## GIVEN EXERCISE
Report how many lines in the records below contain the word "Voralgebra". Give only the number.

(Rows from a dataset)
• • • • •

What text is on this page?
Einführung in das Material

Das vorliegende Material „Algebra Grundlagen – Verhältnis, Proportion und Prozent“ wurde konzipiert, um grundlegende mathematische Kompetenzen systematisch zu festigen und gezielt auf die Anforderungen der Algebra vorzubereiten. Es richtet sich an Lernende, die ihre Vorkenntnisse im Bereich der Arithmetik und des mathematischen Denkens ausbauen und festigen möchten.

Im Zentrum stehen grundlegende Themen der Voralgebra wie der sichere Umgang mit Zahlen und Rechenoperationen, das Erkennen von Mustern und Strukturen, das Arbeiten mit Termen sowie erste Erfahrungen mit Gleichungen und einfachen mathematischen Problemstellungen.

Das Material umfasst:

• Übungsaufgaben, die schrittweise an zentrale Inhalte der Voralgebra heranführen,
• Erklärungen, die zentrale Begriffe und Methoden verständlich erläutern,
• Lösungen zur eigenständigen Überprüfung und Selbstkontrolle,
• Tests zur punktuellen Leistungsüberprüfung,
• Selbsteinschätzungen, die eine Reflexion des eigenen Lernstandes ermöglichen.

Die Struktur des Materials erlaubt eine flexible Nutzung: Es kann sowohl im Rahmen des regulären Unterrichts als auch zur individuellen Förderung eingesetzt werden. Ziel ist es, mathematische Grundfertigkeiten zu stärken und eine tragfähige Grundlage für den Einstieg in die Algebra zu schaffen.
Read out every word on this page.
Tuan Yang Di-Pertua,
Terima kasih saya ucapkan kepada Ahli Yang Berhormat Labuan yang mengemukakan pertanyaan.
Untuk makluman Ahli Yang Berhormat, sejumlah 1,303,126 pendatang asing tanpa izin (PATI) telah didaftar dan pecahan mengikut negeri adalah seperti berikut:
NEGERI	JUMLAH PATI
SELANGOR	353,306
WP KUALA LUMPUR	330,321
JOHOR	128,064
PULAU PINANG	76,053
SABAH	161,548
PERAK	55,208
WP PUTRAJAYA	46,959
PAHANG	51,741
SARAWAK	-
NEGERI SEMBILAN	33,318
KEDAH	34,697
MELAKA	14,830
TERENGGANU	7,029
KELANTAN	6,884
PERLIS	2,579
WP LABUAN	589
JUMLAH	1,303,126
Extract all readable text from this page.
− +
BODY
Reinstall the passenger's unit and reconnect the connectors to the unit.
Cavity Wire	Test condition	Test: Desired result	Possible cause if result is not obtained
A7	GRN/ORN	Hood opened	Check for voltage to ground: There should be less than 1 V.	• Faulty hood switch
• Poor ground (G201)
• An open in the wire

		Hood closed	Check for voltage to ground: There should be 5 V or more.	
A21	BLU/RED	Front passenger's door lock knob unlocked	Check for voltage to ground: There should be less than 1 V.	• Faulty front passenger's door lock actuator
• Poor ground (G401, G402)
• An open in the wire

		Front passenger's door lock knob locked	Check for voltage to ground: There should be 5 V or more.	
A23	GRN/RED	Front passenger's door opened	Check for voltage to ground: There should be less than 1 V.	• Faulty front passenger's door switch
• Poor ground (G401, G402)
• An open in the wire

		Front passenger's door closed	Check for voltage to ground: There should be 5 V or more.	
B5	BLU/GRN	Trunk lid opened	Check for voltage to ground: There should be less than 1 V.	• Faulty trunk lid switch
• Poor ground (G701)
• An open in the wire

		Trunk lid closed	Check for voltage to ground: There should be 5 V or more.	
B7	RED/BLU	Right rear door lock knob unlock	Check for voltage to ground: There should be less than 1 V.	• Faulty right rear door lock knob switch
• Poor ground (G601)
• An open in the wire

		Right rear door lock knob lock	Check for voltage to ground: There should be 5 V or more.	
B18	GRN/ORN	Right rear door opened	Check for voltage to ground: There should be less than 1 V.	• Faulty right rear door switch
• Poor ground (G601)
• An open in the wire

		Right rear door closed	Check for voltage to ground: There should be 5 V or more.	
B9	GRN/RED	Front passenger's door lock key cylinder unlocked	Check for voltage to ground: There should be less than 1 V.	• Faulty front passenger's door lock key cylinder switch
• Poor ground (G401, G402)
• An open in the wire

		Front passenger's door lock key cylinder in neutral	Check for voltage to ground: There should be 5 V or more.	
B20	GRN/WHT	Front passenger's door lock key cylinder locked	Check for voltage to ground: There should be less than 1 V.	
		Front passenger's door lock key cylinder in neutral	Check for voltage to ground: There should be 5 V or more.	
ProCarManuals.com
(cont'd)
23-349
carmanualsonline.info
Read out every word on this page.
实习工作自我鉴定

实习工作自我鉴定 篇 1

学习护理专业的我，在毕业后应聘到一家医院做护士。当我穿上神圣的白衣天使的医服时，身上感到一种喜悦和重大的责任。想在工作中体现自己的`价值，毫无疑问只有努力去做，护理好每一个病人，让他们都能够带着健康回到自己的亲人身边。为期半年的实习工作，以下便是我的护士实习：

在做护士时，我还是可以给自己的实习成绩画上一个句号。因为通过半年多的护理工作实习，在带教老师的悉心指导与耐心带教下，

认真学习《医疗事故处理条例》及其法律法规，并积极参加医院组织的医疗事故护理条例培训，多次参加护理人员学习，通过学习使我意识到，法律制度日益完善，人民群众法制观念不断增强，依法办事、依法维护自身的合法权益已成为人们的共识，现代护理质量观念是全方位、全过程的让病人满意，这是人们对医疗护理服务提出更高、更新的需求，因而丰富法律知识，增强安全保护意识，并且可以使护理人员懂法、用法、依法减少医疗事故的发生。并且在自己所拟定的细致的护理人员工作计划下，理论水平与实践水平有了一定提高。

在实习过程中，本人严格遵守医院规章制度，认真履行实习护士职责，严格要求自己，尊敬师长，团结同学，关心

• • • • •

## EXERCISE SOLUTION
2